##### Stored rows

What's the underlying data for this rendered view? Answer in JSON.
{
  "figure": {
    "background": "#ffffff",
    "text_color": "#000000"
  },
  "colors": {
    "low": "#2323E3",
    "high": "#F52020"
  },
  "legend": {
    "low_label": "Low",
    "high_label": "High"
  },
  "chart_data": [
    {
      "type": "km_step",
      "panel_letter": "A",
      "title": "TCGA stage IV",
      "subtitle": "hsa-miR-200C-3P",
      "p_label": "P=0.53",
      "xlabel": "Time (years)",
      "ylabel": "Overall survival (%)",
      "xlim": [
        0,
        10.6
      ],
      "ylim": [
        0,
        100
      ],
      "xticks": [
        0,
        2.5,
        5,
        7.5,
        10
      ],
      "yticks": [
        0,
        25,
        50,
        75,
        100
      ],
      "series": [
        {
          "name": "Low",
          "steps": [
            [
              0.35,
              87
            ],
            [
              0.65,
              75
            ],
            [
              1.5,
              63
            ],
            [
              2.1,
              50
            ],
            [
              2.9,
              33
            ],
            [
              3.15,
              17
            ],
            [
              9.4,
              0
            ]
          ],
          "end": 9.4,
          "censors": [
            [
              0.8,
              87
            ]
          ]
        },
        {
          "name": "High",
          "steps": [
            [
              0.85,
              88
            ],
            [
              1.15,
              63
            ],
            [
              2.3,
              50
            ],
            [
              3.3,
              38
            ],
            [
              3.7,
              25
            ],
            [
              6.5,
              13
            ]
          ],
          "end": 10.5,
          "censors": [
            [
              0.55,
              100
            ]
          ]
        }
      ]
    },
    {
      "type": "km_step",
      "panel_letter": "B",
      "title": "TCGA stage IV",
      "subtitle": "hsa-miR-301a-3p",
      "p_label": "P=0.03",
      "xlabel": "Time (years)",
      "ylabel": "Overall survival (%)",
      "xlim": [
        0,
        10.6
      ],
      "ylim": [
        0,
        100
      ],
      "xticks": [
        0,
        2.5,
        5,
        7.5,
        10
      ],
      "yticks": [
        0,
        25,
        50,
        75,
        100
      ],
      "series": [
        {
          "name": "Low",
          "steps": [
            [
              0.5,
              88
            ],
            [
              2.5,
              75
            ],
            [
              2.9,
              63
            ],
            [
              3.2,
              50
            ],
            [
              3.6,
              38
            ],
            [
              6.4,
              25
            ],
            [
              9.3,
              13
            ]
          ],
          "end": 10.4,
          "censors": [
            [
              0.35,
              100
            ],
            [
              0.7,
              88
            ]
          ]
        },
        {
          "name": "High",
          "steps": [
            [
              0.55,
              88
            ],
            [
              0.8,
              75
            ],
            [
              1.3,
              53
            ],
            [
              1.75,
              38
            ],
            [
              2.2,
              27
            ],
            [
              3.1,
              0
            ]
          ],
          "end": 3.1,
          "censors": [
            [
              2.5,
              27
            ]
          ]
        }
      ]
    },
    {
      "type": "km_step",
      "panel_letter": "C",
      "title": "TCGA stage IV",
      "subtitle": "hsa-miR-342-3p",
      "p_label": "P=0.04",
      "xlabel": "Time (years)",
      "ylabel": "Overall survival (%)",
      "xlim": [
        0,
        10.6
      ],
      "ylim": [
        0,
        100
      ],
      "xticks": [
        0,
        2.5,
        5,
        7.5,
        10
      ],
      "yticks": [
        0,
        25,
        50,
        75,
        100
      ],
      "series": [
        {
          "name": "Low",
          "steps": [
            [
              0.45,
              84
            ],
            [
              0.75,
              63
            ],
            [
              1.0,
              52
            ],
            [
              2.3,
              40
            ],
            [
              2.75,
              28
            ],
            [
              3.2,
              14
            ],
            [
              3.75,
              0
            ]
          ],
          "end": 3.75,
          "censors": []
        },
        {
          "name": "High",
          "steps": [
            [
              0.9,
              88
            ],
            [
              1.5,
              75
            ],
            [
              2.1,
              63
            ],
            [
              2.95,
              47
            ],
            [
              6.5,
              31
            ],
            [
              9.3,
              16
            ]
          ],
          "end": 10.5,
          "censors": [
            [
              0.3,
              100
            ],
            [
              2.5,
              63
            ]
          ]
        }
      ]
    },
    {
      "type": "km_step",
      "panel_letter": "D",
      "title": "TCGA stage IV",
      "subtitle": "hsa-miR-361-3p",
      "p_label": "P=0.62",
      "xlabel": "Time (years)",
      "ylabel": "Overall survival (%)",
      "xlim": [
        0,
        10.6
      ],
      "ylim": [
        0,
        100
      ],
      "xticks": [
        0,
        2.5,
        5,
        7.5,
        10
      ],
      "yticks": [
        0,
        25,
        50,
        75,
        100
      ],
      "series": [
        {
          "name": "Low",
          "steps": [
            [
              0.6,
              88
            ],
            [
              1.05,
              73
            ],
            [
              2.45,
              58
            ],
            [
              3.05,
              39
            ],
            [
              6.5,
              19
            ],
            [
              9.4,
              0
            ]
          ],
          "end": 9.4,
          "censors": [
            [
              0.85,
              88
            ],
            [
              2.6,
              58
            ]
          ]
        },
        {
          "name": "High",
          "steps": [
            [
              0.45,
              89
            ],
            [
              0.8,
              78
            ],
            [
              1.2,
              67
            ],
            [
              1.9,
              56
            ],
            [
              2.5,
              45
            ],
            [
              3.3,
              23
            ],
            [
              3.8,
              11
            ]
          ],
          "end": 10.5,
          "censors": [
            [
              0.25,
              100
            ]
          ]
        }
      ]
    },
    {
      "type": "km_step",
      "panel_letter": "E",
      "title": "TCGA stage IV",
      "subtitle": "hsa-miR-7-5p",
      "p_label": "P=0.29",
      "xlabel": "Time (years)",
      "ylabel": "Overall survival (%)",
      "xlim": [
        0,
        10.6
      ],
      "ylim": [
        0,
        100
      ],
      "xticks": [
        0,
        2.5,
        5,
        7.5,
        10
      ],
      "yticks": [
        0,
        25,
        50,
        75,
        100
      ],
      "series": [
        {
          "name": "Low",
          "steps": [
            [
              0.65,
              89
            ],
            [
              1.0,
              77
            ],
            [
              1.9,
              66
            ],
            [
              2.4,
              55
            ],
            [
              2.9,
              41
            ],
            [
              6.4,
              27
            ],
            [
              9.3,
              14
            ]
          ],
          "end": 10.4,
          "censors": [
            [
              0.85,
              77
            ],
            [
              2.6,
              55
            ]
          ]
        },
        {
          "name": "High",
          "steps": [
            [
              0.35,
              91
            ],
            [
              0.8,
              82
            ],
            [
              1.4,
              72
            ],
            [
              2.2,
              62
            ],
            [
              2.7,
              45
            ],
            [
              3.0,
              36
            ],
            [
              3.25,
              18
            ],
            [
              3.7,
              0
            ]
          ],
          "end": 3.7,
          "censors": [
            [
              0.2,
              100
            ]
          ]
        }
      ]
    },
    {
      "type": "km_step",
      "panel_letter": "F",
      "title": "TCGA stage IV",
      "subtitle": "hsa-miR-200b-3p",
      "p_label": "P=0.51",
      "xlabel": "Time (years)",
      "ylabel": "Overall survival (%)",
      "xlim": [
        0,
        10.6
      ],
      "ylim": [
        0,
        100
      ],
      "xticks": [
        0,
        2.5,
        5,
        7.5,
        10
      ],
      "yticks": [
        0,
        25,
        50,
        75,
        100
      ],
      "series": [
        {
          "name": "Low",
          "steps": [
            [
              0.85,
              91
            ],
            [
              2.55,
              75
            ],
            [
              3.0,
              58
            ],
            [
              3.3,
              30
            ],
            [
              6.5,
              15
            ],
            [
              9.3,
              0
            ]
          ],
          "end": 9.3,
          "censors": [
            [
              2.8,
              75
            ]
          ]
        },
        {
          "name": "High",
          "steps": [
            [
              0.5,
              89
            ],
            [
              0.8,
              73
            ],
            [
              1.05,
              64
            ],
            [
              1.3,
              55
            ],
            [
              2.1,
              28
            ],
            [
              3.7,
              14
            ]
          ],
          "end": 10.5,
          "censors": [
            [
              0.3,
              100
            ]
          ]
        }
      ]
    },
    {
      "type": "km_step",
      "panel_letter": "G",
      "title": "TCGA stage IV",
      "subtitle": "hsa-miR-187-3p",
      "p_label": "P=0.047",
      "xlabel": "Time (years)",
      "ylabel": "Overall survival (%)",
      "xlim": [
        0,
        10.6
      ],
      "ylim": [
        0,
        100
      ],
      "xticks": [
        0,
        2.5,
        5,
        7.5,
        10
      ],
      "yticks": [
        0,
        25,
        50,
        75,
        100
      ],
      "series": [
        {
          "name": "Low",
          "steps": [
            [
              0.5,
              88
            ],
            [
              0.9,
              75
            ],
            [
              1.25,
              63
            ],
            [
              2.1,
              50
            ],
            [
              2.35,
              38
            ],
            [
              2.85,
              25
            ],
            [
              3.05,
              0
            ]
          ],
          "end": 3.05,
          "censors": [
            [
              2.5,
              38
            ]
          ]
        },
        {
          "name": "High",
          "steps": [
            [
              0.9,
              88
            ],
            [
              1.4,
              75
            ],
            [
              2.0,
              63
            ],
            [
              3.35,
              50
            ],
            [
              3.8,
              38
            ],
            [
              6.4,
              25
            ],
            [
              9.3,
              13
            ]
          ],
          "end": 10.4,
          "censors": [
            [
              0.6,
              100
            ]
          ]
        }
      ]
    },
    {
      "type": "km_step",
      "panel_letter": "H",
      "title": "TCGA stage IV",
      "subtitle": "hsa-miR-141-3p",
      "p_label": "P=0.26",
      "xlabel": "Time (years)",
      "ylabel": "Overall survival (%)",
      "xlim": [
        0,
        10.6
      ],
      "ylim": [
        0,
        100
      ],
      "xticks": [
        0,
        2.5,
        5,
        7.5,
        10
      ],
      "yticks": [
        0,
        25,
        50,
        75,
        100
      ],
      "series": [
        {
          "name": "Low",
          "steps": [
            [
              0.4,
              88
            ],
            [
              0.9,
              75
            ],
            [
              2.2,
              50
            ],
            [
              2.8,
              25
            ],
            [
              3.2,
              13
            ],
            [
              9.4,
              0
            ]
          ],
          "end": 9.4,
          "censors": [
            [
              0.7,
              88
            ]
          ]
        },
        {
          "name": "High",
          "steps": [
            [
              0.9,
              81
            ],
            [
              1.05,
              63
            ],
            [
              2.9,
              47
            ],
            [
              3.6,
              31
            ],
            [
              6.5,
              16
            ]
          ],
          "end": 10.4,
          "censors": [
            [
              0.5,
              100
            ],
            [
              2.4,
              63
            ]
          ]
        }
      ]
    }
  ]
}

##########

◆ **Task instructions**: Report how many lines of the data hold the string "subtitle"; give only the number.

◆ **The completed task**: 8